■ INSTRUCTION:
Pull out all lines from the listing below in which the word "United" appears.

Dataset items
......

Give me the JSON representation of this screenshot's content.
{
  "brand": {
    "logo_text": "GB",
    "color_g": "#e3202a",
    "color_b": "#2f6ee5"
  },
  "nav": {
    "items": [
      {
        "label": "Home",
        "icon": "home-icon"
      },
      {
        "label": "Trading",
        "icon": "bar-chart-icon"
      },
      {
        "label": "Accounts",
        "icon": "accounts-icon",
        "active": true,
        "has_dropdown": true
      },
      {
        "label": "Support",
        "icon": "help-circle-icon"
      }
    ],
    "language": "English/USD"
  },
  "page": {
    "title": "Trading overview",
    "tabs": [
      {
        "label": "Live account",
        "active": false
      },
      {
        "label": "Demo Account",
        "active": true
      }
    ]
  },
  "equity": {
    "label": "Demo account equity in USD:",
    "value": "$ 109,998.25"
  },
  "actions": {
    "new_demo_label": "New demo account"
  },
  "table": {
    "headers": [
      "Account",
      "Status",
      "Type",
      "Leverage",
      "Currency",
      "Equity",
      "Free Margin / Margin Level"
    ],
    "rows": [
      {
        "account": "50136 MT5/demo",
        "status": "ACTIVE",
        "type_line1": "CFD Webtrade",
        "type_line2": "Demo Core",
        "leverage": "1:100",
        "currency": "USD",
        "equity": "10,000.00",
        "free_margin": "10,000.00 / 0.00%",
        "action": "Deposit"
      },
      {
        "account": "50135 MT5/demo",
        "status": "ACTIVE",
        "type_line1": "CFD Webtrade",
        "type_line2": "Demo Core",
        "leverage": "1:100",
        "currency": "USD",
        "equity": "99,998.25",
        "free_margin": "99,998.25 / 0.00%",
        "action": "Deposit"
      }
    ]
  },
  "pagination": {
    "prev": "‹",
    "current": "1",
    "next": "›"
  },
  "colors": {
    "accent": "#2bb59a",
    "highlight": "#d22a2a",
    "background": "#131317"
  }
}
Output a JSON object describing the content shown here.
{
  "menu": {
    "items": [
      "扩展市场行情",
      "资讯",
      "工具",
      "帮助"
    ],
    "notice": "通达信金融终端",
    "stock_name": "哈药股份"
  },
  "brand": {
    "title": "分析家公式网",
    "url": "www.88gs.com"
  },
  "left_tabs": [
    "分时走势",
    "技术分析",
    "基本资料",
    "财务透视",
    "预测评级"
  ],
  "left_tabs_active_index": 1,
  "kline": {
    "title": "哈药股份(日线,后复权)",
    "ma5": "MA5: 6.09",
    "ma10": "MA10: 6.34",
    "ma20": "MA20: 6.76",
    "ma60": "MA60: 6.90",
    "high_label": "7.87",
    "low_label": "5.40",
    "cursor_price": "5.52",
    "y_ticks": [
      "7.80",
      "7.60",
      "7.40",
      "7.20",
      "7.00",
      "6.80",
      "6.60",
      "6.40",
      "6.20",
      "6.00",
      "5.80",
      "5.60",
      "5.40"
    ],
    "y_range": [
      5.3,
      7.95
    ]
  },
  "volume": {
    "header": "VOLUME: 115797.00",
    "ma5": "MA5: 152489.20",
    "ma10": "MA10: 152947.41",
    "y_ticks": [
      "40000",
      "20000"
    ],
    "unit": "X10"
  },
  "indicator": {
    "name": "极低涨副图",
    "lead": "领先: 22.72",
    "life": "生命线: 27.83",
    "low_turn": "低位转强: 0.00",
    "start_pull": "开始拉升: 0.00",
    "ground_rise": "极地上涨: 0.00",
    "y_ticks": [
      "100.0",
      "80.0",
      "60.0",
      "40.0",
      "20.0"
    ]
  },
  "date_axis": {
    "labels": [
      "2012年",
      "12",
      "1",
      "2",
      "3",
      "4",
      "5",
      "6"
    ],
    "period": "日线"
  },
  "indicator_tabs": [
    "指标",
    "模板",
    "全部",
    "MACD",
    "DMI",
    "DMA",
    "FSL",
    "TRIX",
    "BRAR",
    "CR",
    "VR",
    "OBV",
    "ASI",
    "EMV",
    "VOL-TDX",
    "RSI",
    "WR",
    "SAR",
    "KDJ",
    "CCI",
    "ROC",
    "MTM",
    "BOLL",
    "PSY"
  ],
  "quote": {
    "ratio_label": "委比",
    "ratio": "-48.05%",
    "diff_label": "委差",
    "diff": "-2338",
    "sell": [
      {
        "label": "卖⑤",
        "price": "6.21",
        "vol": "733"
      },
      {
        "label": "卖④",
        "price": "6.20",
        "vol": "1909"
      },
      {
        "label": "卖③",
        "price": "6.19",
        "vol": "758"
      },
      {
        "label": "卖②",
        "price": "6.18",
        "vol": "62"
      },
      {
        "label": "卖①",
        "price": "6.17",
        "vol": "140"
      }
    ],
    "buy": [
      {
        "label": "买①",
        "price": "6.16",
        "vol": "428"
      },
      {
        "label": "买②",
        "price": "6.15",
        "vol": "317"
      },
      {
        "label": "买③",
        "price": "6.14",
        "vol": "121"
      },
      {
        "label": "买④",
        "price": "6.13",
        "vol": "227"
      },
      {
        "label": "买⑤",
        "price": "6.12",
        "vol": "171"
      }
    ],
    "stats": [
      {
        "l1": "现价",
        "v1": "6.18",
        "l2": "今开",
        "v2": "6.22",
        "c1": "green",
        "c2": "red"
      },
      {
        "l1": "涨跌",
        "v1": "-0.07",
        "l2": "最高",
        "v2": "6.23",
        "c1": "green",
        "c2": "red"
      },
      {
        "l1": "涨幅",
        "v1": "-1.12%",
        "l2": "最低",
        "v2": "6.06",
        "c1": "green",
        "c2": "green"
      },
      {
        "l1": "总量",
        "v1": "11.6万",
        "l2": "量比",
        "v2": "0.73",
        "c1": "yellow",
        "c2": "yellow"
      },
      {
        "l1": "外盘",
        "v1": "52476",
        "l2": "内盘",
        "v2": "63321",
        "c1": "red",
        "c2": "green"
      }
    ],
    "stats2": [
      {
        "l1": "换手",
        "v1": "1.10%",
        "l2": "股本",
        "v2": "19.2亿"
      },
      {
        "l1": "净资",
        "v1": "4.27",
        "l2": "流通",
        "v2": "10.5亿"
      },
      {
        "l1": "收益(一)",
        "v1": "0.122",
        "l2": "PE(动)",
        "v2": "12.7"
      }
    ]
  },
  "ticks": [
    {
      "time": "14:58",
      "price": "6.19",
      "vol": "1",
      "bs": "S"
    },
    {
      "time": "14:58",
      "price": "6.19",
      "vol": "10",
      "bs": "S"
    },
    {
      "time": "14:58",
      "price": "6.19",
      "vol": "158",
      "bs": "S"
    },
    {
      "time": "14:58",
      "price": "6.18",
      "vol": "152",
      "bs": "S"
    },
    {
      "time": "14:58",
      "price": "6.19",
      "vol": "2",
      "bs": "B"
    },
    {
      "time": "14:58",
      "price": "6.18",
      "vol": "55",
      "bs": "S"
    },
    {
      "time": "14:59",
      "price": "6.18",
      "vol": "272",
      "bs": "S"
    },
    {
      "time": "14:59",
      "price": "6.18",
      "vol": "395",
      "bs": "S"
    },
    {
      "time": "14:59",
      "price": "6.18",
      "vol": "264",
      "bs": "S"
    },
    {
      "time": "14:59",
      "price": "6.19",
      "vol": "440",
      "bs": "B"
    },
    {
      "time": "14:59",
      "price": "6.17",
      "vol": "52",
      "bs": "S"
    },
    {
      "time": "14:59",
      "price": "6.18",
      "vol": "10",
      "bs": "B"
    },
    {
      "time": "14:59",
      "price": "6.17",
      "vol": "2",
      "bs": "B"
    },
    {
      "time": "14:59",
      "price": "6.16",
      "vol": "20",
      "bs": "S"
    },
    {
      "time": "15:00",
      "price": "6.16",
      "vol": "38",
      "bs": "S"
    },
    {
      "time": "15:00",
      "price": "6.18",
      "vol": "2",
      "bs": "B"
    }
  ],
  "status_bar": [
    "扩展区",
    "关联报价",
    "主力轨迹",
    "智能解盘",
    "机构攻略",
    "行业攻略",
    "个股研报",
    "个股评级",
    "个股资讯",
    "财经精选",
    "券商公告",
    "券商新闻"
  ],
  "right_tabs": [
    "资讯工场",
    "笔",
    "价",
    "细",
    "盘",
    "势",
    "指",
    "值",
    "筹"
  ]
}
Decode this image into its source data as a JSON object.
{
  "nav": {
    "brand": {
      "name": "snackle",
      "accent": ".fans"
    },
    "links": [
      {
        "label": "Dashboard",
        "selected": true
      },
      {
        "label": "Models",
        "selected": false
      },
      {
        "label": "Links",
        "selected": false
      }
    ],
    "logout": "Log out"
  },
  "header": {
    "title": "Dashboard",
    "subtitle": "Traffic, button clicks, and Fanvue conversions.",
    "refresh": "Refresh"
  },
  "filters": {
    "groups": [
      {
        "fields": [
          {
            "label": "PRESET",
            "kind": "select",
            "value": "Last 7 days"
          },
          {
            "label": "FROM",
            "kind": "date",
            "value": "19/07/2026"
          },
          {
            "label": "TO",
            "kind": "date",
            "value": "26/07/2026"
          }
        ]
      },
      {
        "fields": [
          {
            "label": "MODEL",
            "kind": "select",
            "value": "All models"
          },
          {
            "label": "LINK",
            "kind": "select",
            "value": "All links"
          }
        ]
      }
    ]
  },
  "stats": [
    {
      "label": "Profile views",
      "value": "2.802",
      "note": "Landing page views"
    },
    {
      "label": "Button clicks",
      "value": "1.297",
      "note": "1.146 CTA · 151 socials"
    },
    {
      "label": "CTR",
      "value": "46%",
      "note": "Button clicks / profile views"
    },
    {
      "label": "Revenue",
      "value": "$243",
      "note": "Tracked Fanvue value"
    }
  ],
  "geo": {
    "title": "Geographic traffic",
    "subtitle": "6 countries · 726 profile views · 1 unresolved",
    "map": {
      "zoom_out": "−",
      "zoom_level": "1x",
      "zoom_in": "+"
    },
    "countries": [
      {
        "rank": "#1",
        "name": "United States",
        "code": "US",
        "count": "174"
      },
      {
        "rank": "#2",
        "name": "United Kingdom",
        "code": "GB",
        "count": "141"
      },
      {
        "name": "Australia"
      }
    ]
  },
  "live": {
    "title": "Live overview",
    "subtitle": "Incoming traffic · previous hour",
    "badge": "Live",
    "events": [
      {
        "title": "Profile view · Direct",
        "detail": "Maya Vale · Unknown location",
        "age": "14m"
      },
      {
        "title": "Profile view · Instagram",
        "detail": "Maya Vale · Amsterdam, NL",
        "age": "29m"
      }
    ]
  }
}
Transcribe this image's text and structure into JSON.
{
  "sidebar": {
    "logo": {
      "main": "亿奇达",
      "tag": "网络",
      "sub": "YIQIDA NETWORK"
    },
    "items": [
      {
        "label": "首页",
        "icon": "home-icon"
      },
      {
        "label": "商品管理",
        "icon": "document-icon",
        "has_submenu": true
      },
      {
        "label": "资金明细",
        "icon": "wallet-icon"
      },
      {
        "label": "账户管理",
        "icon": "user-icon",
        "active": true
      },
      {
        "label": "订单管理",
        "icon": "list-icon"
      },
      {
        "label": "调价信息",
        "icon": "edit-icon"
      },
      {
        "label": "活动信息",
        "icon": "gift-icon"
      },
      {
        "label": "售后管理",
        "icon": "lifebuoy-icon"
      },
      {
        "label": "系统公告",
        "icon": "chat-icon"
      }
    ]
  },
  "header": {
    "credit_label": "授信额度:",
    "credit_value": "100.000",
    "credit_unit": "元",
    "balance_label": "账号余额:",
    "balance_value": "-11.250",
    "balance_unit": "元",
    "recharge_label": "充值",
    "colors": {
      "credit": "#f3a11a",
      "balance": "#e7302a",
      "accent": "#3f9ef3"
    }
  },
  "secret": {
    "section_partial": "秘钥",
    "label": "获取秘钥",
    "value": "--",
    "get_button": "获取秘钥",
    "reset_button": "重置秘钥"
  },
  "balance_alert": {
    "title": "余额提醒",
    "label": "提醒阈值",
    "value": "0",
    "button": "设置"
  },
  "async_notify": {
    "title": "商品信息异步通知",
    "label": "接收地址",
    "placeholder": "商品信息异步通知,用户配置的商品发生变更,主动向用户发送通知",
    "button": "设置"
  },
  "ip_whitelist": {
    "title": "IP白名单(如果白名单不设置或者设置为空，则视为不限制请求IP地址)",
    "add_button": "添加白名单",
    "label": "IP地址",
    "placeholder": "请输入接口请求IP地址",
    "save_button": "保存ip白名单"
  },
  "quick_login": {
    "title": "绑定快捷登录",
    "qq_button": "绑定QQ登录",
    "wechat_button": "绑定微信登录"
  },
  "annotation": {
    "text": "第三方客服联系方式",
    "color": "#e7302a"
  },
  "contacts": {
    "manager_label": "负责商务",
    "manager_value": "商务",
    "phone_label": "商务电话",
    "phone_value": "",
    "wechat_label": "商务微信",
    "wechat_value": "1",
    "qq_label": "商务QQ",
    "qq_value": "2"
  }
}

......

■ ANSWER TO THE EXERCISE:
        "name": "United States",
        "name": "United Kingdom",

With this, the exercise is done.